Return all the entries exactly, keeping pictures out.

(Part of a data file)
** BEGIN **

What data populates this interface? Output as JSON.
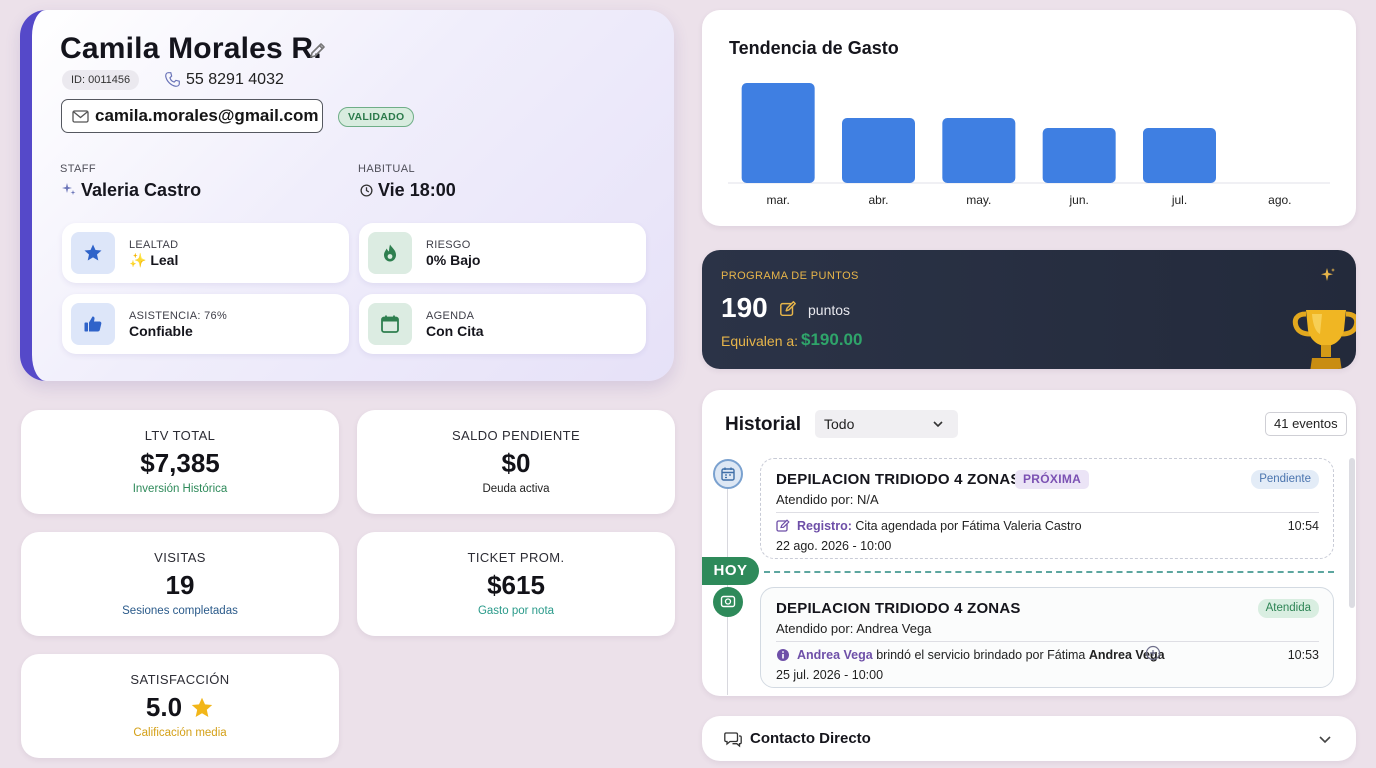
{
  "profile": {
    "name": "Camila Morales R.",
    "id_label": "ID: 0011456",
    "phone": "55 8291 4032",
    "email": "camila.morales@gmail.com",
    "email_status": "VALIDADO",
    "staff_label": "STAFF",
    "staff_value": "Valeria Castro",
    "habitual_label": "HABITUAL",
    "habitual_value": "Vie 18:00",
    "tiles": [
      {
        "label": "LEALTAD",
        "value": "✨ Leal",
        "icon": "star-icon"
      },
      {
        "label": "RIESGO",
        "value": "0% Bajo",
        "icon": "flame-icon"
      },
      {
        "label": "ASISTENCIA: 76%",
        "value": "Confiable",
        "icon": "thumbs-up-icon"
      },
      {
        "label": "AGENDA",
        "value": "Con Cita",
        "icon": "calendar-icon"
      }
    ]
  },
  "stats": [
    {
      "label": "LTV TOTAL",
      "value": "$7,385",
      "sub": "Inversión Histórica",
      "sub_color": "#2e8a5a"
    },
    {
      "label": "SALDO PENDIENTE",
      "value": "$0",
      "sub": "Deuda activa",
      "sub_color": "#222222"
    },
    {
      "label": "VISITAS",
      "value": "19",
      "sub": "Sesiones completadas",
      "sub_color": "#2a5a8a"
    },
    {
      "label": "TICKET PROM.",
      "value": "$615",
      "sub": "Gasto por nota",
      "sub_color": "#2a9a8a"
    },
    {
      "label": "SATISFACCIÓN",
      "value": "5.0",
      "sub": "Calificación media",
      "sub_color": "#d4a017"
    }
  ],
  "chart_data": {
    "type": "bar",
    "title": "Tendencia de Gasto",
    "categories": [
      "mar.",
      "abr.",
      "may.",
      "jun.",
      "jul.",
      "ago."
    ],
    "values": [
      100,
      65,
      65,
      55,
      55,
      0
    ],
    "bar_color": "#3f7fe2"
  },
  "points": {
    "label": "PROGRAMA DE PUNTOS",
    "value": "190",
    "unit": "puntos",
    "equiv_label": "Equivalen a:",
    "equiv_value": "$190.00"
  },
  "history": {
    "title": "Historial",
    "filter": "Todo",
    "count": "41 eventos",
    "today_label": "HOY",
    "events": [
      {
        "title": "DEPILACION TRIDIODO 4 ZONAS",
        "tag": "PRÓXIMA",
        "status": "Pendiente",
        "attended_by": "Atendido por: N/A",
        "note_lead": "Registro:",
        "note_text": "Cita agendada por Fátima Valeria Castro",
        "time": "10:54",
        "date": "22 ago. 2026 - 10:00"
      },
      {
        "title": "DEPILACION TRIDIODO 4 ZONAS",
        "status": "Atendida",
        "attended_by": "Atendido por: Andrea Vega",
        "note_lead": "Andrea Vega",
        "note_text": "brindó el servicio brindado por Fátima",
        "note_tail": "Andrea Vega",
        "time": "10:53",
        "date": "25 jul. 2026 - 10:00"
      }
    ]
  },
  "contact": {
    "title": "Contacto Directo"
  }
}
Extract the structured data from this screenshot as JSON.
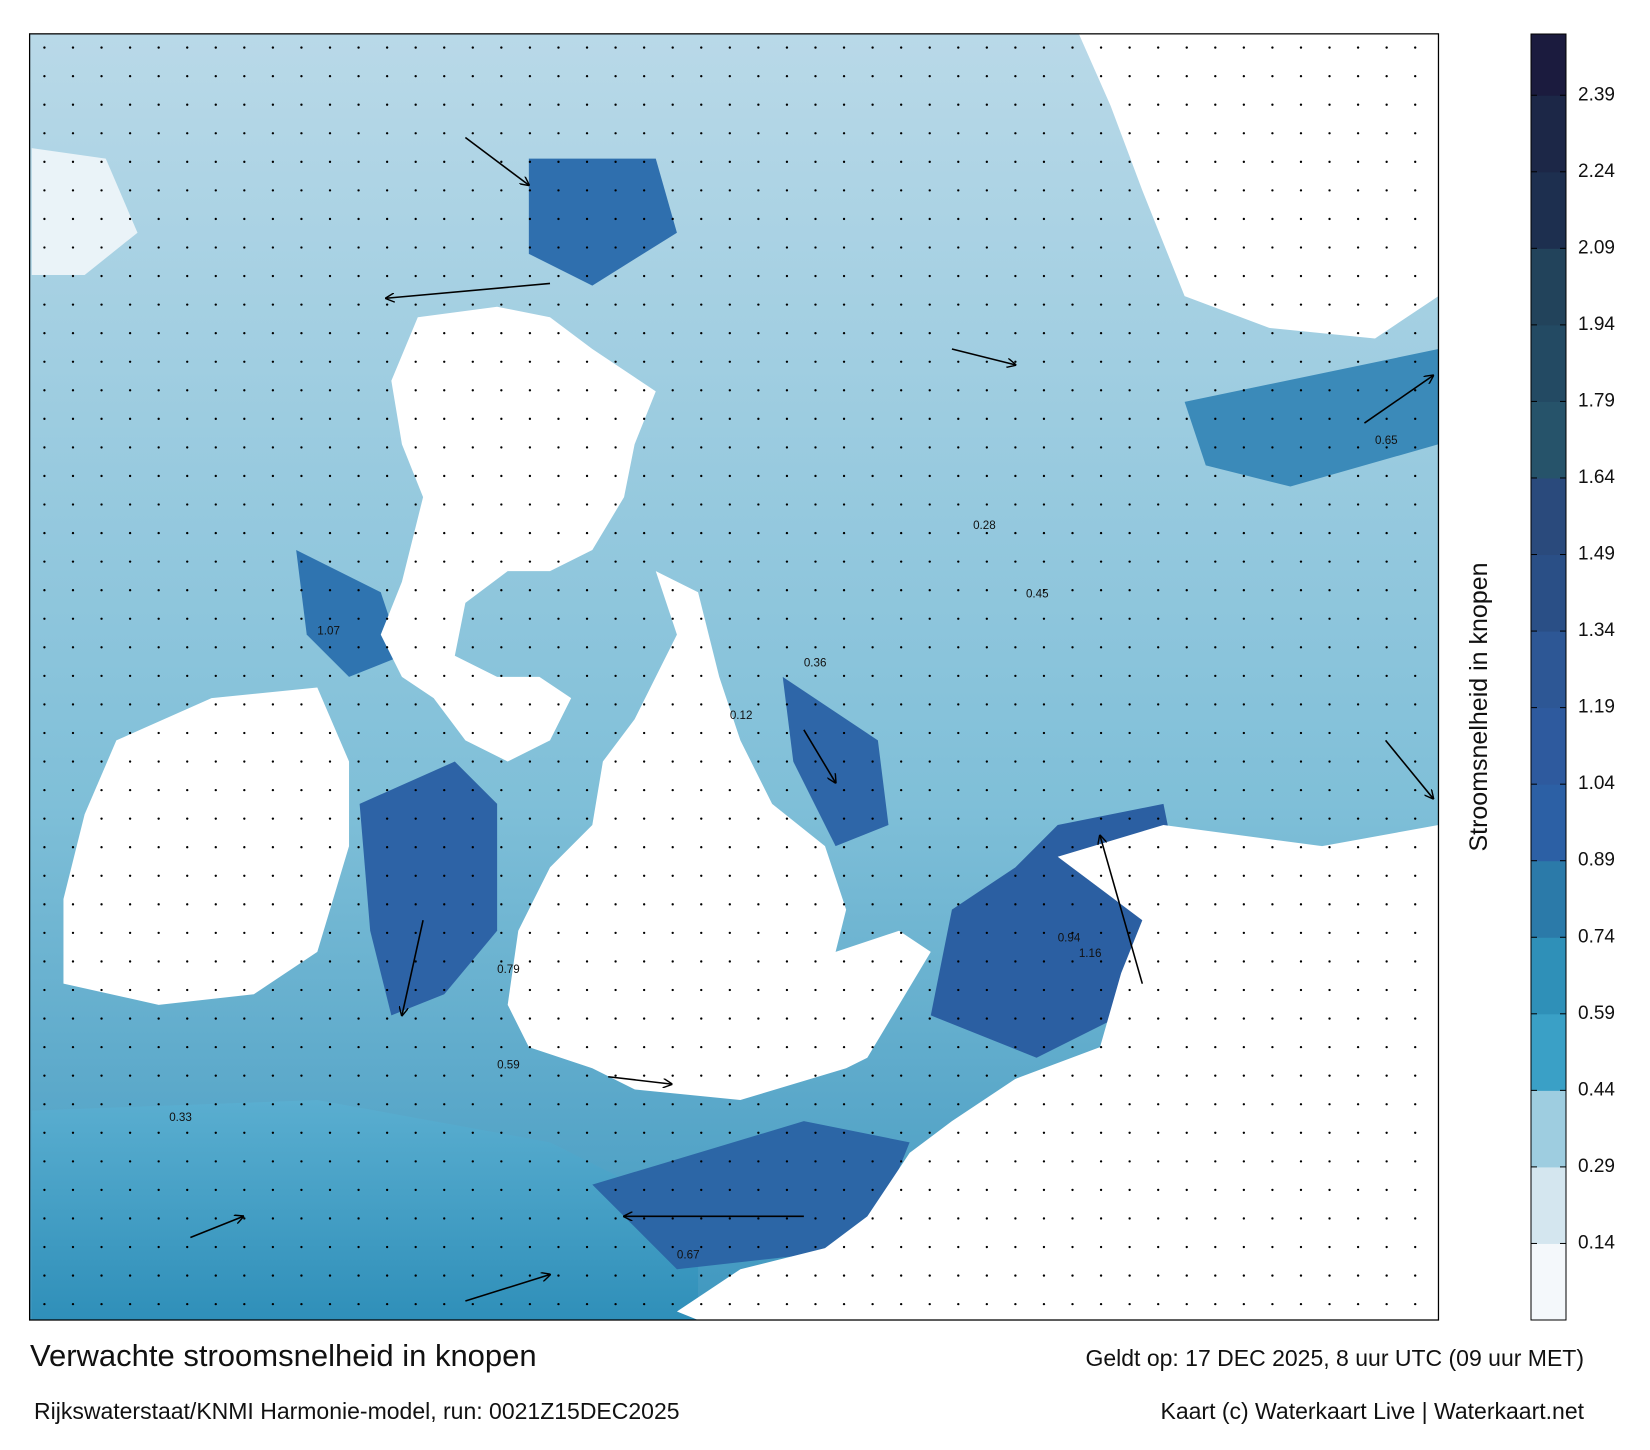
{
  "title": "Verwachte stroomsnelheid in knopen",
  "subtitle": "Rijkswaterstaat/KNMI Harmonie-model, run: 0021Z15DEC2025",
  "valid_time": "Geldt op: 17 DEC 2025, 8 uur UTC (09 uur MET)",
  "credit": "Kaart (c) Waterkaart Live | Waterkaart.net",
  "colorbar": {
    "label": "Stroomsnelheid in knopen",
    "clim": [
      -0.01,
      2.51
    ],
    "ticks": [
      0.14,
      0.29,
      0.44,
      0.59,
      0.74,
      0.89,
      1.04,
      1.19,
      1.34,
      1.49,
      1.64,
      1.79,
      1.94,
      2.09,
      2.24,
      2.39
    ],
    "colors": [
      "#f4f8fb",
      "#d4e6ef",
      "#9ecde0",
      "#3aa0c6",
      "#2f90b8",
      "#2b7aa9",
      "#2c60a5",
      "#2e5a9e",
      "#2d5795",
      "#2a4f86",
      "#2a4a7c",
      "#26536a",
      "#234a63",
      "#22435b",
      "#1d2f4f",
      "#1c2747",
      "#1b1b3e"
    ]
  },
  "map": {
    "speed_labels": [
      "0.94",
      "1.16",
      "0.67",
      "0.79",
      "0.36",
      "0.59",
      "0.28",
      "0.12",
      "0.65",
      "1.07",
      "0.33",
      "0.45"
    ]
  }
}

** END **

▸ Output of the exercise:
What data populates this interface? Output as JSON.
{
  "profile": {
    "name": "Camila Morales R.",
    "id_label": "ID: 0011456",
    "phone": "55 8291 4032",
    "email": "camila.morales@gmail.com",
    "email_status": "VALIDADO",
    "staff_label": "STAFF",
    "staff_value": "Valeria Castro",
    "habitual_label": "HABITUAL",
    "habitual_value": "Vie 18:00",
    "tiles": [
      {
        "label": "LEALTAD",
        "value": "✨ Leal",
        "icon": "star-icon"
      },
      {
        "label": "RIESGO",
        "value": "0% Bajo",
        "icon": "flame-icon"
      },
      {
        "label": "ASISTENCIA: 76%",
        "value": "Confiable",
        "icon": "thumbs-up-icon"
      },
      {
        "label": "AGENDA",
        "value": "Con Cita",
        "icon": "calendar-icon"
      }
    ]
  },
  "stats": [
    {
      "label": "LTV TOTAL",
      "value": "$7,385",
      "sub": "Inversión Histórica",
      "sub_color": "#2e8a5a"
    },
    {
      "label": "SALDO PENDIENTE",
      "value": "$0",
      "sub": "Deuda activa",
      "sub_color": "#222222"
    },
    {
      "label": "VISITAS",
      "value": "19",
      "sub": "Sesiones completadas",
      "sub_color": "#2a5a8a"
    },
    {
      "label": "TICKET PROM.",
      "value": "$615",
      "sub": "Gasto por nota",
      "sub_color": "#2a9a8a"
    },
    {
      "label": "SATISFACCIÓN",
      "value": "5.0",
      "sub": "Calificación media",
      "sub_color": "#d4a017"
    }
  ],
  "chart_data": {
    "type": "bar",
    "title": "Tendencia de Gasto",
    "categories": [
      "mar.",
      "abr.",
      "may.",
      "jun.",
      "jul.",
      "ago."
    ],
    "values": [
      100,
      65,
      65,
      55,
      55,
      0
    ],
    "bar_color": "#3f7fe2"
  },
  "points": {
    "label": "PROGRAMA DE PUNTOS",
    "value": "190",
    "unit": "puntos",
    "equiv_label": "Equivalen a:",
    "equiv_value": "$190.00"
  },
  "history": {
    "title": "Historial",
    "filter": "Todo",
    "count": "41 eventos",
    "today_label": "HOY",
    "events": [
      {
        "title": "DEPILACION TRIDIODO 4 ZONAS",
        "tag": "PRÓXIMA",
        "status": "Pendiente",
        "attended_by": "Atendido por: N/A",
        "note_lead": "Registro:",
        "note_text": "Cita agendada por Fátima Valeria Castro",
        "time": "10:54",
        "date": "22 ago. 2026 - 10:00"
      },
      {
        "title": "DEPILACION TRIDIODO 4 ZONAS",
        "status": "Atendida",
        "attended_by": "Atendido por: Andrea Vega",
        "note_lead": "Andrea Vega",
        "note_text": "brindó el servicio brindado por Fátima",
        "note_tail": "Andrea Vega",
        "time": "10:53",
        "date": "25 jul. 2026 - 10:00"
      }
    ]
  },
  "contact": {
    "title": "Contacto Directo"
  }
}
Extract the structured data from this screenshot as JSON.
{
  "title": "Verwachte stroomsnelheid in knopen",
  "subtitle": "Rijkswaterstaat/KNMI Harmonie-model, run: 0021Z15DEC2025",
  "valid_time": "Geldt op: 17 DEC 2025, 8 uur UTC (09 uur MET)",
  "credit": "Kaart (c) Waterkaart Live | Waterkaart.net",
  "colorbar": {
    "label": "Stroomsnelheid in knopen",
    "clim": [
      -0.01,
      2.51
    ],
    "ticks": [
      0.14,
      0.29,
      0.44,
      0.59,
      0.74,
      0.89,
      1.04,
      1.19,
      1.34,
      1.49,
      1.64,
      1.79,
      1.94,
      2.09,
      2.24,
      2.39
    ],
    "colors": [
      "#f4f8fb",
      "#d4e6ef",
      "#9ecde0",
      "#3aa0c6",
      "#2f90b8",
      "#2b7aa9",
      "#2c60a5",
      "#2e5a9e",
      "#2d5795",
      "#2a4f86",
      "#2a4a7c",
      "#26536a",
      "#234a63",
      "#22435b",
      "#1d2f4f",
      "#1c2747",
      "#1b1b3e"
    ]
  },
  "map": {
    "speed_labels": [
      "0.94",
      "1.16",
      "0.67",
      "0.79",
      "0.36",
      "0.59",
      "0.28",
      "0.12",
      "0.65",
      "1.07",
      "0.33",
      "0.45"
    ]
  }
}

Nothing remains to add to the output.